Transcribe each record exactly. Include every one.

## START DATASET CONTENT

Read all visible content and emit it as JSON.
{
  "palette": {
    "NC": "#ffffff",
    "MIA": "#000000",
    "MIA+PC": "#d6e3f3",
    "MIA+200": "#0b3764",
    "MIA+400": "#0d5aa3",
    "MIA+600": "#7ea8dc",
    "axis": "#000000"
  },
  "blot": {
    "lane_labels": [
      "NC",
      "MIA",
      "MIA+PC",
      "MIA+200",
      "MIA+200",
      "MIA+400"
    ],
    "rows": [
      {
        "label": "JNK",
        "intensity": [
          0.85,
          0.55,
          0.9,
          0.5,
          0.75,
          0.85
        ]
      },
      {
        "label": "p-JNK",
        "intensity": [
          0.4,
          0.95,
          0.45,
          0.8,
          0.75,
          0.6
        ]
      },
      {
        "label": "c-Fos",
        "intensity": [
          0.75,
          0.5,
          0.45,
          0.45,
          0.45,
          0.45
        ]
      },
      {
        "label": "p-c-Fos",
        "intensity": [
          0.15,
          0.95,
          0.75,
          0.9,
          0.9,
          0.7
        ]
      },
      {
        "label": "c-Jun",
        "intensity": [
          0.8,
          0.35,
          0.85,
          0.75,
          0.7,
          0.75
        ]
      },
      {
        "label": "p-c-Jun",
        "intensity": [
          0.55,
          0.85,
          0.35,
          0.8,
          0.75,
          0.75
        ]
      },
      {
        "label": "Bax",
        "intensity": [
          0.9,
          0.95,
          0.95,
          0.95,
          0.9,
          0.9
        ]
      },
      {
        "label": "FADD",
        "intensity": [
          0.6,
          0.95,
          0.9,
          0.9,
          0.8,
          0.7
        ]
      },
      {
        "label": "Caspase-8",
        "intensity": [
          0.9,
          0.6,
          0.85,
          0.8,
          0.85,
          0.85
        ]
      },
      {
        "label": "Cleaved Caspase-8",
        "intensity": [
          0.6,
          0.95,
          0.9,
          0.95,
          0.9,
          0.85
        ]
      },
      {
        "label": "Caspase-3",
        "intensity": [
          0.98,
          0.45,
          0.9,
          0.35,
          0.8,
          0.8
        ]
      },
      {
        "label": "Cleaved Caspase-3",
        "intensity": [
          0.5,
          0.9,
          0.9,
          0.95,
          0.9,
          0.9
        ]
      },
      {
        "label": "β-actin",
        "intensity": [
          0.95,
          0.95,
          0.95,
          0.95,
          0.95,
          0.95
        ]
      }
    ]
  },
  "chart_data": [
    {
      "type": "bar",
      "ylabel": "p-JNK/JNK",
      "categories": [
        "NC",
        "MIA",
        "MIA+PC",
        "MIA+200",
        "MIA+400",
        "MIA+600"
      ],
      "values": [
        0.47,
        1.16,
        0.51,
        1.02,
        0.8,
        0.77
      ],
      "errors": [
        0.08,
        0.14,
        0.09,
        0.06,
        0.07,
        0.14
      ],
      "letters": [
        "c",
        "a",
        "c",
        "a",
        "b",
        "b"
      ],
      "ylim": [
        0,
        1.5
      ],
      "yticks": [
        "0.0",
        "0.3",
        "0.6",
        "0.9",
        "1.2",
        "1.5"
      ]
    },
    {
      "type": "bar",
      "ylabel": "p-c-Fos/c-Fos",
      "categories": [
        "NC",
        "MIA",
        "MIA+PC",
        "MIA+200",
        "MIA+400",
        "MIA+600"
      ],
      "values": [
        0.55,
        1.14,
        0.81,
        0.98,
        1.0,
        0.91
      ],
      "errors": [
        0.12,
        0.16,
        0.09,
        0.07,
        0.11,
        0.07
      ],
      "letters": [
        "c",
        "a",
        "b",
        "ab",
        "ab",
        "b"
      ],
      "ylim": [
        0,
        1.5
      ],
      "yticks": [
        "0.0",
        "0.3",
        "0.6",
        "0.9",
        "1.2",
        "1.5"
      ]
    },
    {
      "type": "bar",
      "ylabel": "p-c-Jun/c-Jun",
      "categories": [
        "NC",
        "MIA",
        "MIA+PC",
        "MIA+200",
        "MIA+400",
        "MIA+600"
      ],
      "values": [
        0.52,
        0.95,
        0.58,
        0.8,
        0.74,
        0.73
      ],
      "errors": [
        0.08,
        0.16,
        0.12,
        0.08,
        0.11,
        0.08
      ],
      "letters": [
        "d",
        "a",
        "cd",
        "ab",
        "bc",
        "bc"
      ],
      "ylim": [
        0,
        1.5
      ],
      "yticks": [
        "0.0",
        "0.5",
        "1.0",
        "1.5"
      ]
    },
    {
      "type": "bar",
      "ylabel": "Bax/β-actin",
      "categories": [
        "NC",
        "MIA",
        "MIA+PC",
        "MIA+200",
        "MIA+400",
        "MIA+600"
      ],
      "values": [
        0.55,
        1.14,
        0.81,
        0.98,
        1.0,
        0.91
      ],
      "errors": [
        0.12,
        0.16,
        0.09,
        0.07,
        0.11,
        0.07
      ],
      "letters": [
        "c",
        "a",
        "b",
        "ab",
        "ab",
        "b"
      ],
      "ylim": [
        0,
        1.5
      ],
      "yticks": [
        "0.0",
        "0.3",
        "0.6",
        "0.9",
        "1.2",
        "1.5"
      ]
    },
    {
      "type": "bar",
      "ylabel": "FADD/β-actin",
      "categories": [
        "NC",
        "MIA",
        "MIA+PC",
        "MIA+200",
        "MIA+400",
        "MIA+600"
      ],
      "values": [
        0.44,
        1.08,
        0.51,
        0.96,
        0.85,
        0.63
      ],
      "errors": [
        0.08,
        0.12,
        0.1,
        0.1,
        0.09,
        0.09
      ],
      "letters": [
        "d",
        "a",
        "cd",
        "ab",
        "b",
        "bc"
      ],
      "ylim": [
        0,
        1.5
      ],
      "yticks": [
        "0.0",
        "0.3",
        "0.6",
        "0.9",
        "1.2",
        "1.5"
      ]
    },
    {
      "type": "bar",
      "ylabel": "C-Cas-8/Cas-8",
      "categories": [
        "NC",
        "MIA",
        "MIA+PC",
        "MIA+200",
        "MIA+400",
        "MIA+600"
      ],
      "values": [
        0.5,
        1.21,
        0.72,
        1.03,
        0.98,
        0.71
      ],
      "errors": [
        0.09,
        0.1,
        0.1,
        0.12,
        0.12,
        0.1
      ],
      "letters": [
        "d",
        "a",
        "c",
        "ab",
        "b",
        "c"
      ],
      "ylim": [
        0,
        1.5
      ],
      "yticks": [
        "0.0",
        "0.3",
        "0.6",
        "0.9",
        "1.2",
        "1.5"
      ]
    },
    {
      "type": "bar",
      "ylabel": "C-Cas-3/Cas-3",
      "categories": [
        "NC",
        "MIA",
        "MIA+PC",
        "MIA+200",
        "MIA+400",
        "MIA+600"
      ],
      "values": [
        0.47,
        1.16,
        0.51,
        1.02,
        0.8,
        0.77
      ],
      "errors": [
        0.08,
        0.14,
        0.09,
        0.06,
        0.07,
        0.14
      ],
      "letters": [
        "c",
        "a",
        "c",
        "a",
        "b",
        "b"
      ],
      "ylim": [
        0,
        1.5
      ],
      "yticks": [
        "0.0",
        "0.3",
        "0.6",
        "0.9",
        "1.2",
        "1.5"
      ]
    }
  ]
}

## END DATASET CONTENT

▶ _WORKED SOLUTION_
Read all visible content and emit it as JSON.
{
  "palette": {
    "NC": "#ffffff",
    "MIA": "#000000",
    "MIA+PC": "#d6e3f3",
    "MIA+200": "#0b3764",
    "MIA+400": "#0d5aa3",
    "MIA+600": "#7ea8dc",
    "axis": "#000000"
  },
  "blot": {
    "lane_labels": [
      "NC",
      "MIA",
      "MIA+PC",
      "MIA+200",
      "MIA+200",
      "MIA+400"
    ],
    "rows": [
      {
        "label": "JNK",
        "intensity": [
          0.85,
          0.55,
          0.9,
          0.5,
          0.75,
          0.85
        ]
      },
      {
        "label": "p-JNK",
        "intensity": [
          0.4,
          0.95,
          0.45,
          0.8,
          0.75,
          0.6
        ]
      },
      {
        "label": "c-Fos",
        "intensity": [
          0.75,
          0.5,
          0.45,
          0.45,
          0.45,
          0.45
        ]
      },
      {
        "label": "p-c-Fos",
        "intensity": [
          0.15,
          0.95,
          0.75,
          0.9,
          0.9,
          0.7
        ]
      },
      {
        "label": "c-Jun",
        "intensity": [
          0.8,
          0.35,
          0.85,
          0.75,
          0.7,
          0.75
        ]
      },
      {
        "label": "p-c-Jun",
        "intensity": [
          0.55,
          0.85,
          0.35,
          0.8,
          0.75,
          0.75
        ]
      },
      {
        "label": "Bax",
        "intensity": [
          0.9,
          0.95,
          0.95,
          0.95,
          0.9,
          0.9
        ]
      },
      {
        "label": "FADD",
        "intensity": [
          0.6,
          0.95,
          0.9,
          0.9,
          0.8,
          0.7
        ]
      },
      {
        "label": "Caspase-8",
        "intensity": [
          0.9,
          0.6,
          0.85,
          0.8,
          0.85,
          0.85
        ]
      },
      {
        "label": "Cleaved Caspase-8",
        "intensity": [
          0.6,
          0.95,
          0.9,
          0.95,
          0.9,
          0.85
        ]
      },
      {
        "label": "Caspase-3",
        "intensity": [
          0.98,
          0.45,
          0.9,
          0.35,
          0.8,
          0.8
        ]
      },
      {
        "label": "Cleaved Caspase-3",
        "intensity": [
          0.5,
          0.9,
          0.9,
          0.95,
          0.9,
          0.9
        ]
      },
      {
        "label": "β-actin",
        "intensity": [
          0.95,
          0.95,
          0.95,
          0.95,
          0.95,
          0.95
        ]
      }
    ]
  },
  "chart_data": [
    {
      "type": "bar",
      "ylabel": "p-JNK/JNK",
      "categories": [
        "NC",
        "MIA",
        "MIA+PC",
        "MIA+200",
        "MIA+400",
        "MIA+600"
      ],
      "values": [
        0.47,
        1.16,
        0.51,
        1.02,
        0.8,
        0.77
      ],
      "errors": [
        0.08,
        0.14,
        0.09,
        0.06,
        0.07,
        0.14
      ],
      "letters": [
        "c",
        "a",
        "c",
        "a",
        "b",
        "b"
      ],
      "ylim": [
        0,
        1.5
      ],
      "yticks": [
        "0.0",
        "0.3",
        "0.6",
        "0.9",
        "1.2",
        "1.5"
      ]
    },
    {
      "type": "bar",
      "ylabel": "p-c-Fos/c-Fos",
      "categories": [
        "NC",
        "MIA",
        "MIA+PC",
        "MIA+200",
        "MIA+400",
        "MIA+600"
      ],
      "values": [
        0.55,
        1.14,
        0.81,
        0.98,
        1.0,
        0.91
      ],
      "errors": [
        0.12,
        0.16,
        0.09,
        0.07,
        0.11,
        0.07
      ],
      "letters": [
        "c",
        "a",
        "b",
        "ab",
        "ab",
        "b"
      ],
      "ylim": [
        0,
        1.5
      ],
      "yticks": [
        "0.0",
        "0.3",
        "0.6",
        "0.9",
        "1.2",
        "1.5"
      ]
    },
    {
      "type": "bar",
      "ylabel": "p-c-Jun/c-Jun",
      "categories": [
        "NC",
        "MIA",
        "MIA+PC",
        "MIA+200",
        "MIA+400",
        "MIA+600"
      ],
      "values": [
        0.52,
        0.95,
        0.58,
        0.8,
        0.74,
        0.73
      ],
      "errors": [
        0.08,
        0.16,
        0.12,
        0.08,
        0.11,
        0.08
      ],
      "letters": [
        "d",
        "a",
        "cd",
        "ab",
        "bc",
        "bc"
      ],
      "ylim": [
        0,
        1.5
      ],
      "yticks": [
        "0.0",
        "0.5",
        "1.0",
        "1.5"
      ]
    },
    {
      "type": "bar",
      "ylabel": "Bax/β-actin",
      "categories": [
        "NC",
        "MIA",
        "MIA+PC",
        "MIA+200",
        "MIA+400",
        "MIA+600"
      ],
      "values": [
        0.55,
        1.14,
        0.81,
        0.98,
        1.0,
        0.91
      ],
      "errors": [
        0.12,
        0.16,
        0.09,
        0.07,
        0.11,
        0.07
      ],
      "letters": [
        "c",
        "a",
        "b",
        "ab",
        "ab",
        "b"
      ],
      "ylim": [
        0,
        1.5
      ],
      "yticks": [
        "0.0",
        "0.3",
        "0.6",
        "0.9",
        "1.2",
        "1.5"
      ]
    },
    {
      "type": "bar",
      "ylabel": "FADD/β-actin",
      "categories": [
        "NC",
        "MIA",
        "MIA+PC",
        "MIA+200",
        "MIA+400",
        "MIA+600"
      ],
      "values": [
        0.44,
        1.08,
        0.51,
        0.96,
        0.85,
        0.63
      ],
      "errors": [
        0.08,
        0.12,
        0.1,
        0.1,
        0.09,
        0.09
      ],
      "letters": [
        "d",
        "a",
        "cd",
        "ab",
        "b",
        "bc"
      ],
      "ylim": [
        0,
        1.5
      ],
      "yticks": [
        "0.0",
        "0.3",
        "0.6",
        "0.9",
        "1.2",
        "1.5"
      ]
    },
    {
      "type": "bar",
      "ylabel": "C-Cas-8/Cas-8",
      "categories": [
        "NC",
        "MIA",
        "MIA+PC",
        "MIA+200",
        "MIA+400",
        "MIA+600"
      ],
      "values": [
        0.5,
        1.21,
        0.72,
        1.03,
        0.98,
        0.71
      ],
      "errors": [
        0.09,
        0.1,
        0.1,
        0.12,
        0.12,
        0.1
      ],
      "letters": [
        "d",
        "a",
        "c",
        "ab",
        "b",
        "c"
      ],
      "ylim": [
        0,
        1.5
      ],
      "yticks": [
        "0.0",
        "0.3",
        "0.6",
        "0.9",
        "1.2",
        "1.5"
      ]
    },
    {
      "type": "bar",
      "ylabel": "C-Cas-3/Cas-3",
      "categories": [
        "NC",
        "MIA",
        "MIA+PC",
        "MIA+200",
        "MIA+400",
        "MIA+600"
      ],
      "values": [
        0.47,
        1.16,
        0.51,
        1.02,
        0.8,
        0.77
      ],
      "errors": [
        0.08,
        0.14,
        0.09,
        0.06,
        0.07,
        0.14
      ],
      "letters": [
        "c",
        "a",
        "c",
        "a",
        "b",
        "b"
      ],
      "ylim": [
        0,
        1.5
      ],
      "yticks": [
        "0.0",
        "0.3",
        "0.6",
        "0.9",
        "1.2",
        "1.5"
      ]
    }
  ]
}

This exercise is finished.